What the task requires:
Take every line from the material that has the word "background" in it.

Records supplied:
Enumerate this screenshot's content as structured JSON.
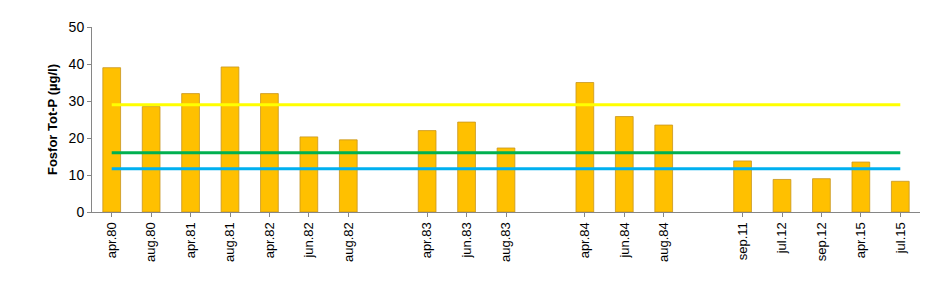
{
  "chart_data": {
    "type": "bar",
    "y_label": "Fosfor Tot-P (µg/l)",
    "categories": [
      "apr.80",
      "aug.80",
      "apr.81",
      "aug.81",
      "apr.82",
      "jun.82",
      "aug.82",
      null,
      "apr.83",
      "jun.83",
      "aug.83",
      null,
      "apr.84",
      "jun.84",
      "aug.84",
      null,
      "sep.11",
      "jul.12",
      "sep.12",
      "apr.15",
      "jul.15"
    ],
    "series": [
      {
        "type": "bar",
        "color": "#ffc000",
        "values": [
          39,
          28.5,
          32,
          39.2,
          32,
          20.3,
          19.5,
          null,
          22,
          24.3,
          17.3,
          null,
          35,
          25.8,
          23.5,
          null,
          13.8,
          8.8,
          9,
          13.5,
          8.3
        ]
      },
      {
        "type": "line",
        "color": "#ffff00",
        "values": [
          29,
          29,
          29,
          29,
          29,
          29,
          29,
          29,
          29,
          29,
          29,
          29,
          29,
          29,
          29,
          29,
          29,
          29,
          29,
          29,
          29
        ]
      },
      {
        "type": "line",
        "color": "#00b050",
        "values": [
          16,
          16,
          16,
          16,
          16,
          16,
          16,
          16,
          16,
          16,
          16,
          16,
          16,
          16,
          16,
          16,
          16,
          16,
          16,
          16,
          16
        ]
      },
      {
        "type": "line",
        "color": "#00b0f0",
        "values": [
          11.7,
          11.7,
          11.7,
          11.7,
          11.7,
          11.7,
          11.7,
          11.7,
          11.7,
          11.7,
          11.7,
          11.7,
          11.7,
          11.7,
          11.7,
          11.7,
          11.7,
          11.7,
          11.7,
          11.7,
          11.7
        ]
      }
    ],
    "ylim": [
      0,
      50
    ],
    "yticks": [
      0,
      10,
      20,
      30,
      40,
      50
    ],
    "grid": false
  }
}
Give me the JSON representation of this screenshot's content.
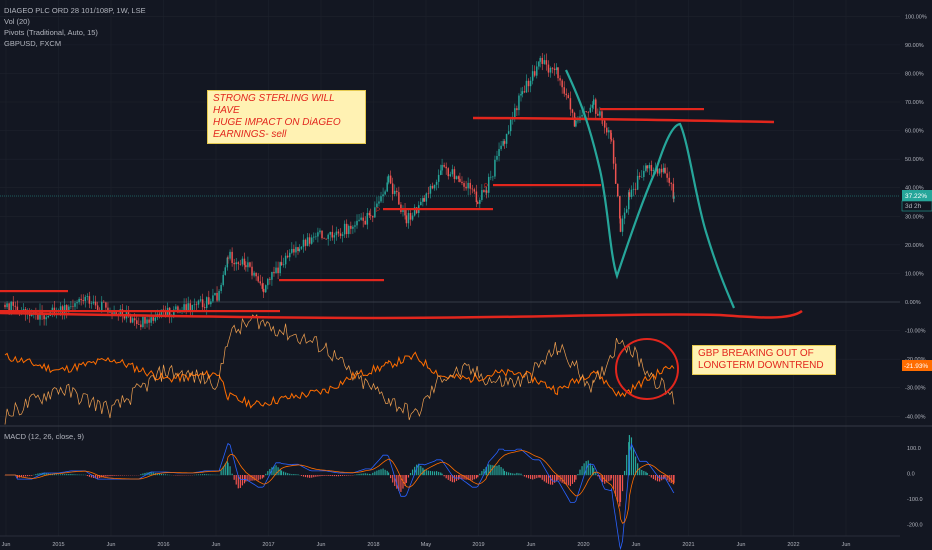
{
  "legends": {
    "symbol": "DIAGEO PLC ORD 28 101/108P, 1W, LSE",
    "volume": "Vol (20)",
    "pivots": "Pivots (Traditional, Auto, 15)",
    "compare": "GBPUSD, FXCM",
    "macd": "MACD (12, 26, close, 9)"
  },
  "annotations": {
    "left": [
      "STRONG STERLING WILL HAVE",
      "HUGE IMPACT ON DiAGEO",
      "EARNINGS- sell"
    ],
    "right": [
      "GBP BREAKING OUT OF",
      "LONGTERM DOWNTREND"
    ]
  },
  "badges": {
    "price_pct": "37.22%",
    "price_time": "3d 2h",
    "gbp_pct": "-21.93%"
  },
  "colors": {
    "background": "#131722",
    "up": "#26a69a",
    "down": "#ef5350",
    "drawing_red": "#e2261d",
    "projection": "#26a69a",
    "compare_orange": "#ff6d00",
    "compare_thin": "#f0a050",
    "macd_line": "#2962ff",
    "signal_line": "#ff6d00",
    "annotation_bg": "#fff2b3"
  },
  "chart_data": {
    "type": "line",
    "title": "DIAGEO PLC ORD 28 101/108P, 1W, LSE",
    "x_ticks": [
      "Jun",
      "2015",
      "Jun",
      "2016",
      "Jun",
      "2017",
      "Jun",
      "2018",
      "May",
      "2019",
      "Jun",
      "2020",
      "Jun",
      "2021",
      "Jun",
      "2022",
      "Jun"
    ],
    "y_ticks_pct": [
      "100.00%",
      "90.00%",
      "80.00%",
      "70.00%",
      "60.00%",
      "50.00%",
      "40.00%",
      "30.00%",
      "20.00%",
      "10.00%",
      "0.00%",
      "-10.00%",
      "-20.00%",
      "-30.00%",
      "-40.00%"
    ],
    "macd_ticks": [
      "100.0",
      "0.0",
      "-100.0",
      "-200.0"
    ],
    "ylim_pct": [
      -40,
      100
    ],
    "grid": true,
    "series": [
      {
        "name": "DIAGEO PLC ORD 28 101/108P",
        "points": [
          [
            "2014-06",
            -1
          ],
          [
            "2014-09",
            -5
          ],
          [
            "2014-12",
            -3
          ],
          [
            "2015-03",
            1
          ],
          [
            "2015-06",
            -3
          ],
          [
            "2015-09",
            -7
          ],
          [
            "2015-12",
            -4
          ],
          [
            "2016-03",
            -2
          ],
          [
            "2016-06",
            2
          ],
          [
            "2016-07",
            16
          ],
          [
            "2016-09",
            13
          ],
          [
            "2016-11",
            5
          ],
          [
            "2017-01",
            13
          ],
          [
            "2017-03",
            20
          ],
          [
            "2017-06",
            24
          ],
          [
            "2017-09",
            26
          ],
          [
            "2017-11",
            30
          ],
          [
            "2018-01",
            43
          ],
          [
            "2018-03",
            29
          ],
          [
            "2018-05",
            36
          ],
          [
            "2018-07",
            46
          ],
          [
            "2018-09",
            44
          ],
          [
            "2018-11",
            36
          ],
          [
            "2018-12",
            40
          ],
          [
            "2019-02",
            57
          ],
          [
            "2019-04",
            74
          ],
          [
            "2019-06",
            84
          ],
          [
            "2019-08",
            80
          ],
          [
            "2019-10",
            62
          ],
          [
            "2019-12",
            69
          ],
          [
            "2020-01",
            64
          ],
          [
            "2020-02",
            58
          ],
          [
            "2020-03",
            25
          ],
          [
            "2020-04",
            38
          ],
          [
            "2020-06",
            47
          ],
          [
            "2020-08",
            45
          ],
          [
            "2020-09",
            37
          ]
        ]
      },
      {
        "name": "GBPUSD, FXCM",
        "points": [
          [
            "2014-06",
            -19
          ],
          [
            "2014-12",
            -24
          ],
          [
            "2015-06",
            -20
          ],
          [
            "2015-12",
            -27
          ],
          [
            "2016-06",
            -25
          ],
          [
            "2016-07",
            -33
          ],
          [
            "2016-10",
            -36
          ],
          [
            "2017-01",
            -34
          ],
          [
            "2017-06",
            -31
          ],
          [
            "2017-09",
            -26
          ],
          [
            "2018-01",
            -22
          ],
          [
            "2018-04",
            -19
          ],
          [
            "2018-07",
            -26
          ],
          [
            "2018-10",
            -27
          ],
          [
            "2019-01",
            -25
          ],
          [
            "2019-04",
            -25
          ],
          [
            "2019-08",
            -31
          ],
          [
            "2019-12",
            -24
          ],
          [
            "2020-03",
            -33
          ],
          [
            "2020-06",
            -27
          ],
          [
            "2020-09",
            -22
          ]
        ]
      }
    ]
  }
}
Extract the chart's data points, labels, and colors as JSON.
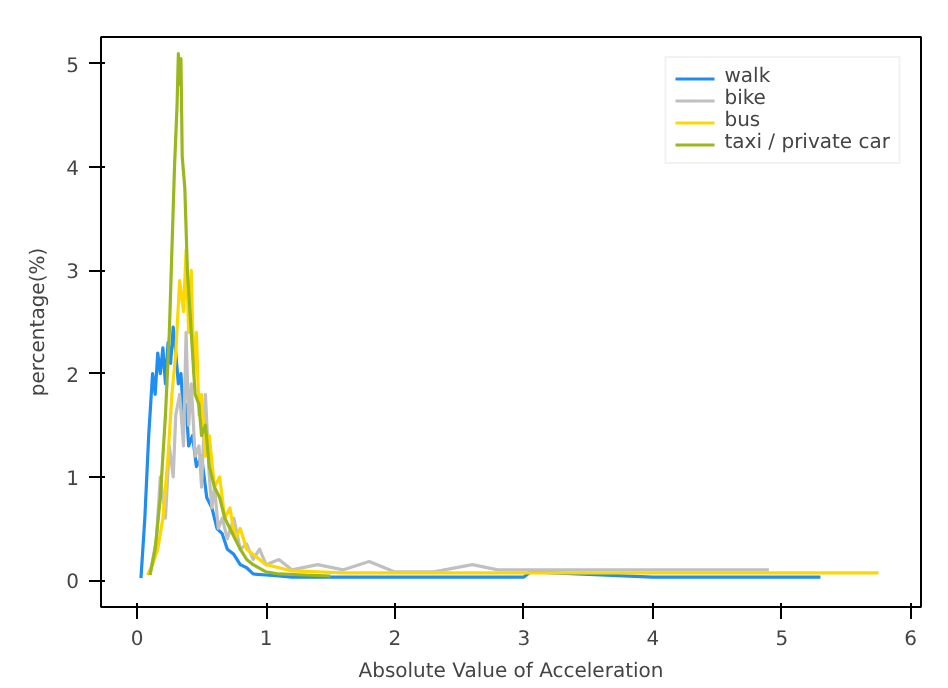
{
  "chart_data": {
    "type": "line",
    "xlabel": "Absolute Value of Acceleration",
    "ylabel": "percentage(%)",
    "xlim": [
      -0.28,
      6.08
    ],
    "ylim": [
      -0.26,
      5.26
    ],
    "xticks": [
      0,
      1,
      2,
      3,
      4,
      5,
      6
    ],
    "yticks": [
      0,
      1,
      2,
      3,
      4,
      5
    ],
    "grid": false,
    "legend": "top right",
    "series": [
      {
        "name": "walk",
        "color": "#1f8ef0",
        "x": [
          0.03,
          0.06,
          0.09,
          0.12,
          0.14,
          0.16,
          0.18,
          0.2,
          0.22,
          0.24,
          0.26,
          0.28,
          0.3,
          0.32,
          0.34,
          0.36,
          0.38,
          0.4,
          0.43,
          0.46,
          0.5,
          0.54,
          0.58,
          0.62,
          0.66,
          0.7,
          0.75,
          0.8,
          0.85,
          0.9,
          1.0,
          1.1,
          1.2,
          1.5,
          2.0,
          3.0,
          3.05,
          4.0,
          5.0,
          5.3
        ],
        "values": [
          0.02,
          0.6,
          1.4,
          2.0,
          1.8,
          2.2,
          2.0,
          2.25,
          1.9,
          2.3,
          2.1,
          2.45,
          2.2,
          1.9,
          2.0,
          1.6,
          1.7,
          1.3,
          1.4,
          1.1,
          1.2,
          0.8,
          0.7,
          0.5,
          0.45,
          0.3,
          0.25,
          0.15,
          0.12,
          0.06,
          0.05,
          0.04,
          0.03,
          0.03,
          0.03,
          0.03,
          0.08,
          0.03,
          0.03,
          0.03
        ]
      },
      {
        "name": "bike",
        "color": "#c0c0c0",
        "x": [
          0.1,
          0.15,
          0.18,
          0.22,
          0.25,
          0.28,
          0.3,
          0.33,
          0.36,
          0.38,
          0.4,
          0.42,
          0.45,
          0.48,
          0.5,
          0.53,
          0.56,
          0.58,
          0.6,
          0.63,
          0.66,
          0.7,
          0.75,
          0.8,
          0.85,
          0.9,
          0.95,
          1.0,
          1.1,
          1.2,
          1.4,
          1.6,
          1.8,
          2.0,
          2.3,
          2.6,
          2.8,
          3.5,
          4.9
        ],
        "values": [
          0.05,
          0.4,
          1.0,
          0.6,
          1.3,
          1.0,
          1.6,
          1.8,
          1.3,
          2.4,
          1.5,
          1.9,
          1.2,
          1.3,
          0.9,
          1.8,
          1.0,
          0.7,
          0.9,
          0.5,
          0.6,
          0.4,
          0.6,
          0.3,
          0.35,
          0.2,
          0.3,
          0.15,
          0.2,
          0.1,
          0.15,
          0.1,
          0.18,
          0.08,
          0.08,
          0.15,
          0.1,
          0.1,
          0.1
        ]
      },
      {
        "name": "bus",
        "color": "#ffd700",
        "x": [
          0.08,
          0.12,
          0.16,
          0.2,
          0.24,
          0.27,
          0.3,
          0.33,
          0.36,
          0.38,
          0.4,
          0.42,
          0.44,
          0.46,
          0.48,
          0.5,
          0.53,
          0.56,
          0.6,
          0.64,
          0.68,
          0.72,
          0.76,
          0.8,
          0.85,
          0.9,
          0.95,
          1.0,
          1.1,
          1.2,
          1.4,
          1.6,
          2.0,
          3.0,
          4.0,
          5.0,
          5.75
        ],
        "values": [
          0.05,
          0.15,
          0.3,
          0.6,
          1.2,
          1.8,
          2.2,
          2.9,
          2.6,
          3.2,
          2.4,
          3.0,
          2.0,
          2.4,
          1.6,
          1.8,
          1.2,
          1.4,
          0.9,
          1.0,
          0.6,
          0.7,
          0.4,
          0.5,
          0.3,
          0.25,
          0.2,
          0.15,
          0.12,
          0.09,
          0.08,
          0.07,
          0.07,
          0.07,
          0.07,
          0.07,
          0.07
        ]
      },
      {
        "name": "taxi / private car",
        "color": "#9ab81e",
        "x": [
          0.1,
          0.14,
          0.18,
          0.22,
          0.25,
          0.27,
          0.29,
          0.31,
          0.32,
          0.33,
          0.34,
          0.35,
          0.37,
          0.39,
          0.41,
          0.43,
          0.45,
          0.48,
          0.5,
          0.53,
          0.56,
          0.6,
          0.64,
          0.68,
          0.72,
          0.76,
          0.8,
          0.85,
          0.9,
          1.0,
          1.1,
          1.3,
          1.5
        ],
        "values": [
          0.05,
          0.3,
          0.8,
          1.6,
          2.4,
          3.2,
          4.0,
          4.6,
          5.1,
          4.8,
          5.05,
          4.1,
          3.8,
          3.0,
          2.6,
          2.2,
          1.8,
          1.7,
          1.4,
          1.5,
          1.1,
          0.9,
          0.8,
          0.6,
          0.5,
          0.4,
          0.3,
          0.2,
          0.15,
          0.08,
          0.06,
          0.05,
          0.04
        ]
      }
    ]
  }
}
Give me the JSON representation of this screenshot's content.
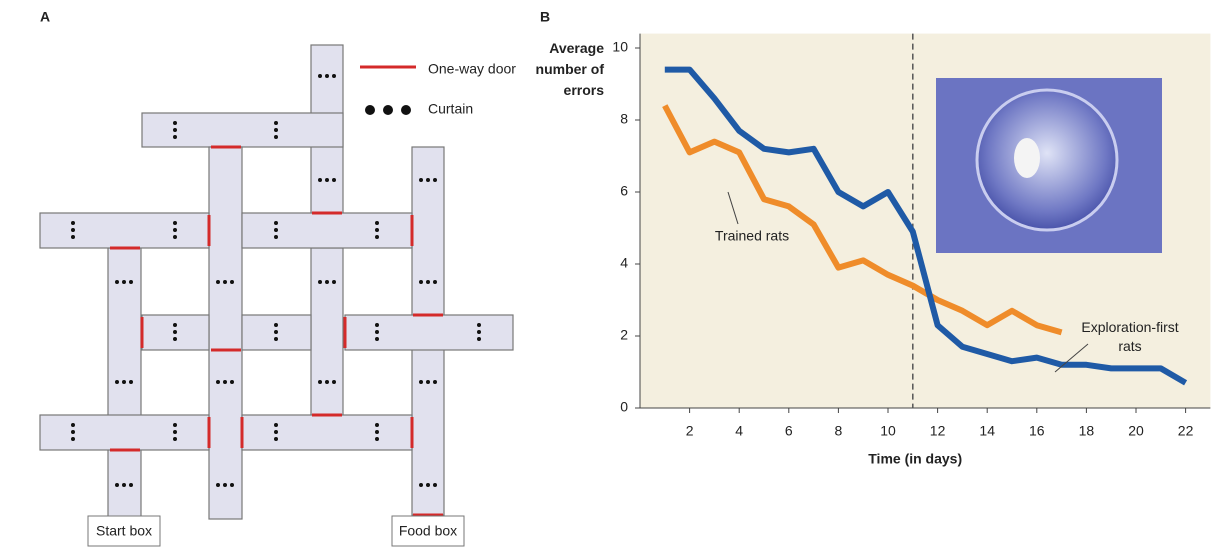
{
  "maze": {
    "panel_label": "A",
    "legend_door": "One-way door",
    "legend_curtain": "Curtain",
    "start": "Start box",
    "food": "Food box"
  },
  "chart_data": {
    "type": "line",
    "panel_label": "B",
    "ylabel": "Average number of errors",
    "xlabel": "Time (in days)",
    "x": [
      1,
      2,
      3,
      4,
      5,
      6,
      7,
      8,
      9,
      10,
      11,
      12,
      13,
      14,
      15,
      16,
      17,
      18,
      19,
      20,
      21,
      22
    ],
    "series": [
      {
        "name": "Exploration-first rats",
        "color": "#1f5aa6",
        "values": [
          9.4,
          9.4,
          8.6,
          7.7,
          7.2,
          7.1,
          7.2,
          6.0,
          5.6,
          6.0,
          4.9,
          2.3,
          1.7,
          1.5,
          1.3,
          1.4,
          1.2,
          1.2,
          1.1,
          1.1,
          1.1,
          0.7
        ]
      },
      {
        "name": "Trained rats",
        "color": "#ef8c2a",
        "values": [
          8.4,
          7.1,
          7.4,
          7.1,
          5.8,
          5.6,
          5.1,
          3.9,
          4.1,
          3.7,
          3.4,
          3.0,
          2.7,
          2.3,
          2.7,
          2.3,
          2.1,
          null,
          null,
          null,
          null,
          null
        ]
      }
    ],
    "xlim": [
      0,
      23
    ],
    "ylim": [
      0,
      10.4
    ],
    "xticks": [
      2,
      4,
      6,
      8,
      10,
      12,
      14,
      16,
      18,
      20,
      22
    ],
    "yticks": [
      0,
      2,
      4,
      6,
      8,
      10
    ],
    "divider_x": 11,
    "background": "#f4efdf"
  }
}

Response for this exercise:
    "background": "#131722",
    "background": "#f4efdf"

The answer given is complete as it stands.